Work to be completed: Every line of the listing must be reproduced as it stands. Leave the images behind.

Information provided:
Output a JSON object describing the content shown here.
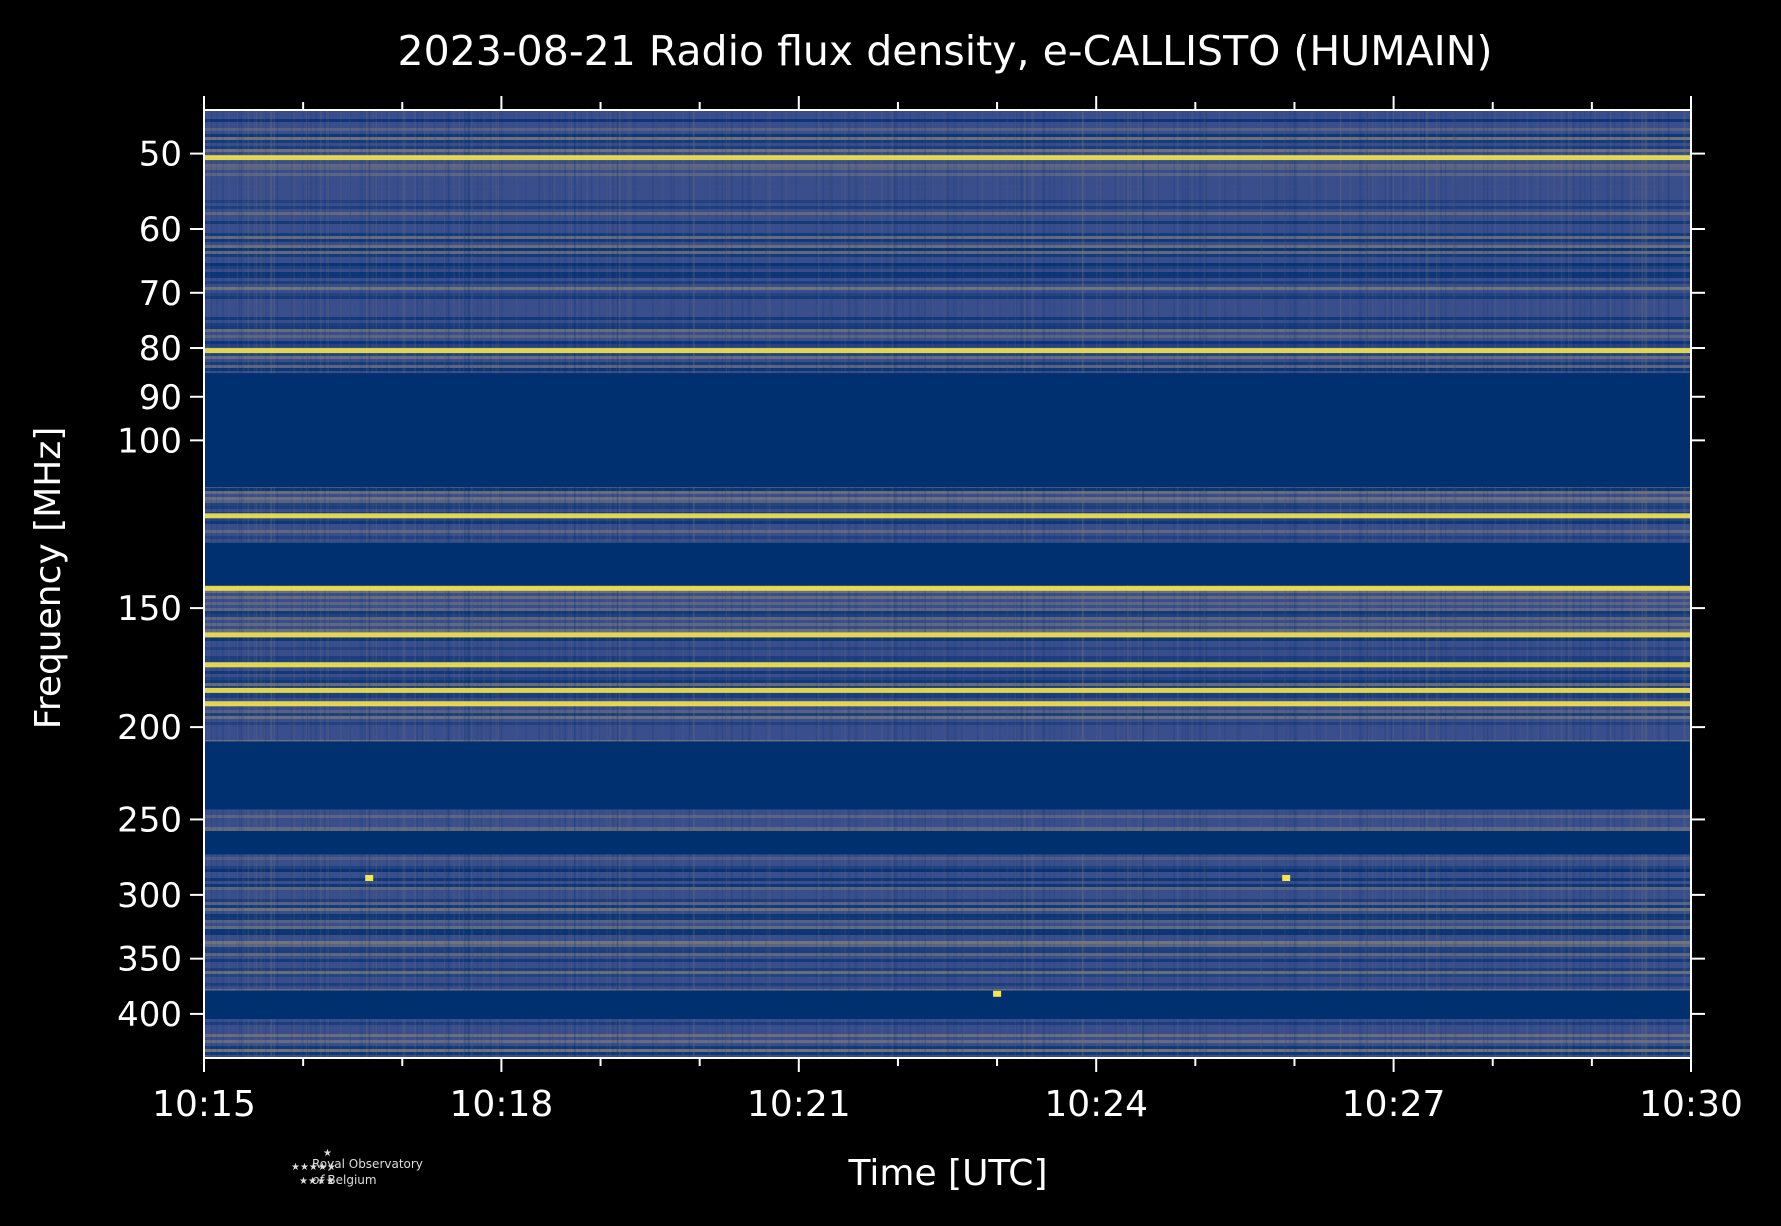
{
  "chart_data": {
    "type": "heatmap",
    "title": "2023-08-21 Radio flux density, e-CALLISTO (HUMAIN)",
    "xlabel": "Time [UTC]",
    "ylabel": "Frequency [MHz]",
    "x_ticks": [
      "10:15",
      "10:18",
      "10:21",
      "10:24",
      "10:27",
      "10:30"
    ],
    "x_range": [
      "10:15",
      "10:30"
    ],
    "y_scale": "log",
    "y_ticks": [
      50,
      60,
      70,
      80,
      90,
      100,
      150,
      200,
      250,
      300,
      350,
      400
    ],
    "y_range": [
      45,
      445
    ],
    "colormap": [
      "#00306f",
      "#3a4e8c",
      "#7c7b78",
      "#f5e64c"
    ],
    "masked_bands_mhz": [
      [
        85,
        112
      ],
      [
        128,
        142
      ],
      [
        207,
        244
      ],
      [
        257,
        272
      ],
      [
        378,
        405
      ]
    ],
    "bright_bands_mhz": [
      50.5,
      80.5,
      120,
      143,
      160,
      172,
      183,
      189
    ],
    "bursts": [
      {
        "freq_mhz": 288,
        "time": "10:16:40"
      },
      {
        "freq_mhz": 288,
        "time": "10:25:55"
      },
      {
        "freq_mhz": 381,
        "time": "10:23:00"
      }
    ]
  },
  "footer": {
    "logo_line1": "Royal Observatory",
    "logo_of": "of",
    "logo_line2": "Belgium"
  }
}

Solution:
Output a JSON object describing the content shown here.
{
  "chart_data": {
    "type": "heatmap",
    "title": "2023-08-21 Radio flux density, e-CALLISTO (HUMAIN)",
    "xlabel": "Time [UTC]",
    "ylabel": "Frequency [MHz]",
    "x_ticks": [
      "10:15",
      "10:18",
      "10:21",
      "10:24",
      "10:27",
      "10:30"
    ],
    "x_range": [
      "10:15",
      "10:30"
    ],
    "y_scale": "log",
    "y_ticks": [
      50,
      60,
      70,
      80,
      90,
      100,
      150,
      200,
      250,
      300,
      350,
      400
    ],
    "y_range": [
      45,
      445
    ],
    "colormap": [
      "#00306f",
      "#3a4e8c",
      "#7c7b78",
      "#f5e64c"
    ],
    "masked_bands_mhz": [
      [
        85,
        112
      ],
      [
        128,
        142
      ],
      [
        207,
        244
      ],
      [
        257,
        272
      ],
      [
        378,
        405
      ]
    ],
    "bright_bands_mhz": [
      50.5,
      80.5,
      120,
      143,
      160,
      172,
      183,
      189
    ],
    "bursts": [
      {
        "freq_mhz": 288,
        "time": "10:16:40"
      },
      {
        "freq_mhz": 288,
        "time": "10:25:55"
      },
      {
        "freq_mhz": 381,
        "time": "10:23:00"
      }
    ]
  },
  "footer": {
    "logo_line1": "Royal Observatory",
    "logo_of": "of",
    "logo_line2": "Belgium"
  }
}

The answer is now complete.